→ **Dataset**:
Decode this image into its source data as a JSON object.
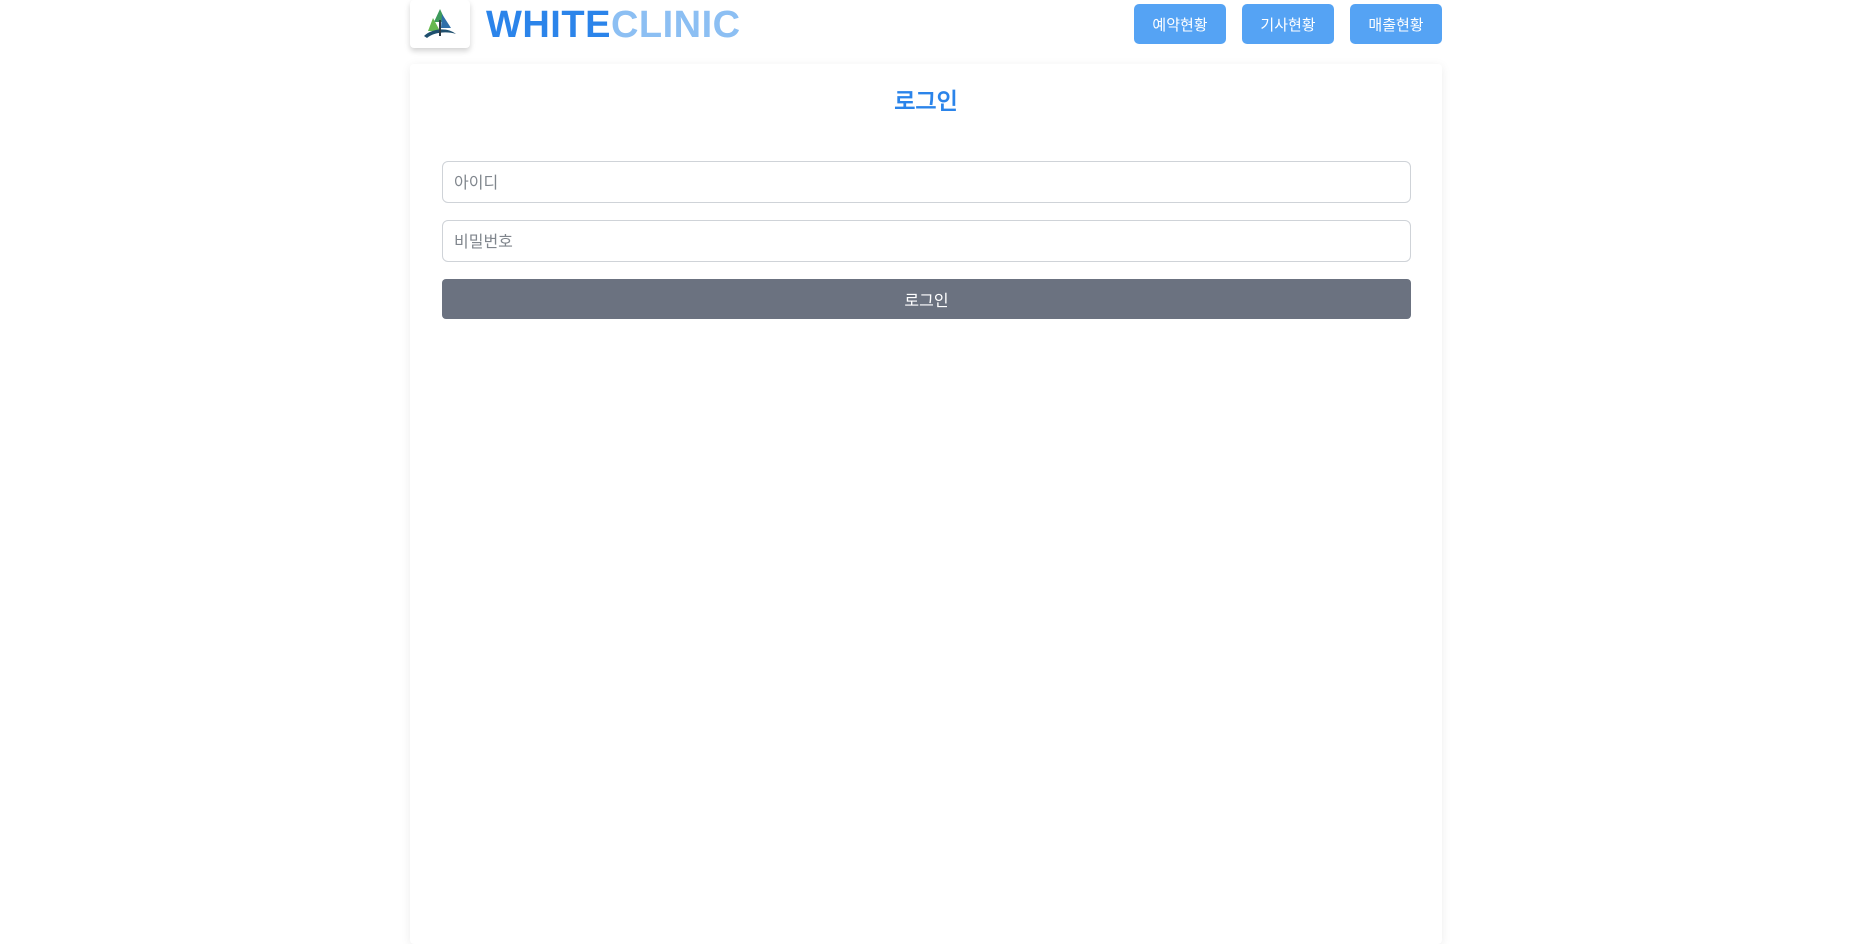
{
  "header": {
    "brand_part1": "WHITE",
    "brand_part2": "CLINIC",
    "logo_icon": "clinic-logo-icon",
    "nav": [
      {
        "label": "예약현황"
      },
      {
        "label": "기사현황"
      },
      {
        "label": "매출현황"
      }
    ]
  },
  "login": {
    "title": "로그인",
    "id_placeholder": "아이디",
    "id_value": "",
    "password_placeholder": "비밀번호",
    "password_value": "",
    "submit_label": "로그인"
  },
  "colors": {
    "accent": "#2b84ea",
    "accent_light": "#8cbff3",
    "nav_button": "#55a3f4",
    "submit_button": "#6b7280"
  }
}
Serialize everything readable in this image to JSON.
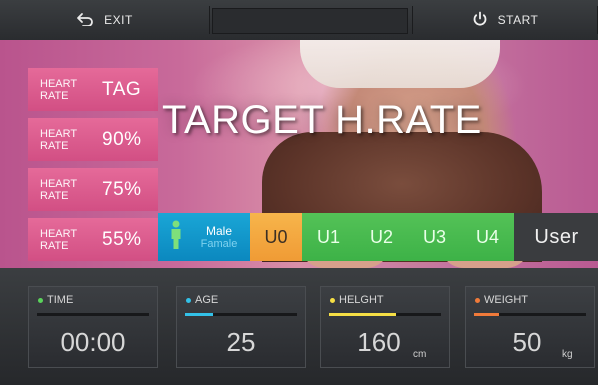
{
  "topbar": {
    "exit_label": "EXIT",
    "start_label": "START",
    "icons": {
      "exit": "back-arrow-icon",
      "start": "power-icon"
    }
  },
  "hero": {
    "title": "TARGET H.RATE",
    "heart_rate_buttons": [
      {
        "label": "HEART RATE",
        "value": "TAG"
      },
      {
        "label": "HEART RATE",
        "value": "90%"
      },
      {
        "label": "HEART RATE",
        "value": "75%"
      },
      {
        "label": "HEART RATE",
        "value": "55%"
      }
    ],
    "gender": {
      "male": "Male",
      "female": "Famale",
      "icon": "person-icon"
    },
    "user_buttons": [
      "U0",
      "U1",
      "U2",
      "U3",
      "U4"
    ],
    "user_label": "User"
  },
  "stats": [
    {
      "label": "TIME",
      "value": "00:00",
      "unit": "",
      "progress": 0.0,
      "color": "#5ad35b"
    },
    {
      "label": "AGE",
      "value": "25",
      "unit": "",
      "progress": 0.25,
      "color": "#33c1e8"
    },
    {
      "label": "HELGHT",
      "value": "160",
      "unit": "cm",
      "progress": 0.6,
      "color": "#f6df45"
    },
    {
      "label": "WEIGHT",
      "value": "50",
      "unit": "kg",
      "progress": 0.22,
      "color": "#f07a3a"
    }
  ],
  "colors": {
    "heart_rate_pink": "#e56a99",
    "gender_blue": "#1aa6d6",
    "u0_orange": "#f7b54b",
    "u_green": "#54c257"
  }
}
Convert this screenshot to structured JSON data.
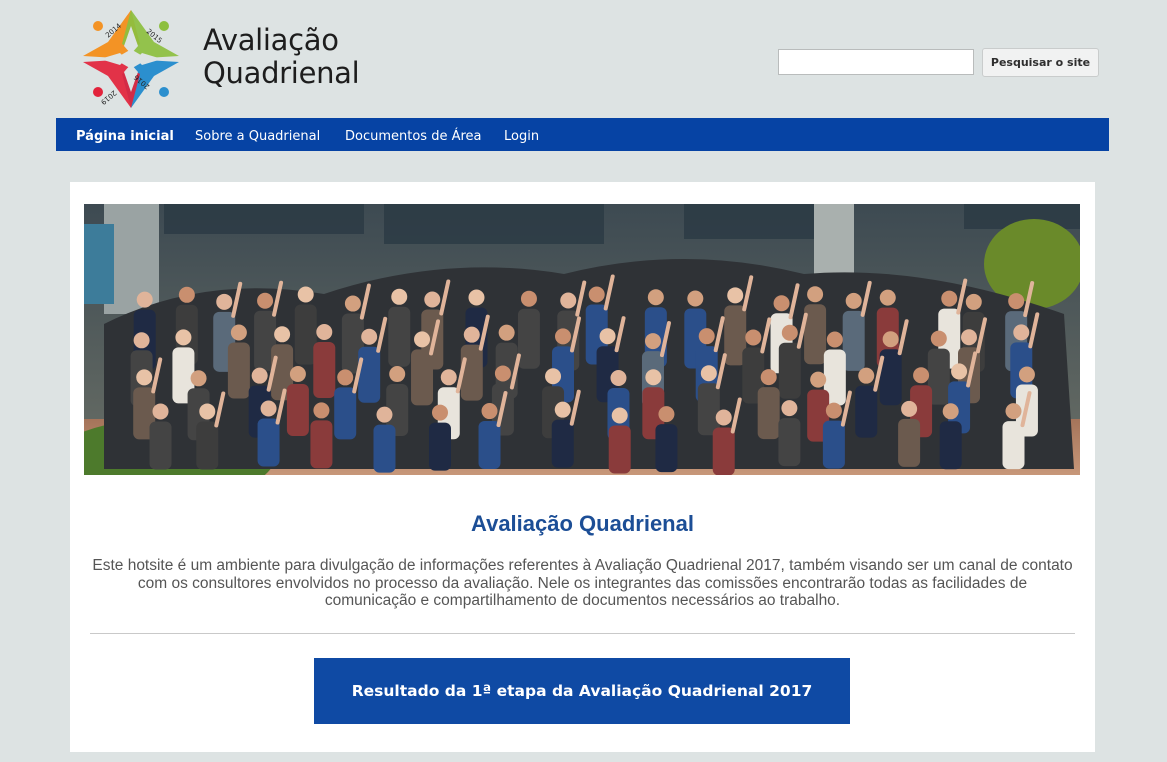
{
  "header": {
    "title_line1": "Avaliação",
    "title_line2": "Quadrienal",
    "logo_years": [
      "2014",
      "2015",
      "2016",
      "2019"
    ]
  },
  "search": {
    "value": "",
    "placeholder": "",
    "button_label": "Pesquisar o site"
  },
  "nav": {
    "items": [
      {
        "label": "Página inicial",
        "active": true
      },
      {
        "label": "Sobre a Quadrienal",
        "active": false
      },
      {
        "label": "Documentos de Área",
        "active": false
      },
      {
        "label": "Login",
        "active": false
      }
    ]
  },
  "main": {
    "heading": "Avaliação Quadrienal",
    "intro": "Este hotsite é um ambiente para divulgação de informações referentes à Avaliação Quadrienal 2017, também visando ser um canal de contato com os consultores envolvidos no processo da avaliação. Nele os integrantes das comissões encontrarão todas as facilidades de comunicação e compartilhamento de documentos necessários ao trabalho.",
    "cta_label": "Resultado da 1ª etapa da Avaliação Quadrienal 2017"
  },
  "colors": {
    "nav_bg": "#0643a4",
    "heading": "#1c4e96",
    "cta_bg": "#0f4aa4",
    "page_bg": "#dde3e3",
    "logo_orange": "#f39325",
    "logo_green": "#8cbf3f",
    "logo_red": "#e2233b",
    "logo_blue": "#2b8fce"
  }
}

→ **Exercise**: In the records above, locate the lines holding the word "progress". Copy each of them.

→ **Result below**:
      "progress": 0.0,
      "progress": 0.25,
      "progress": 0.6,
      "progress": 0.22,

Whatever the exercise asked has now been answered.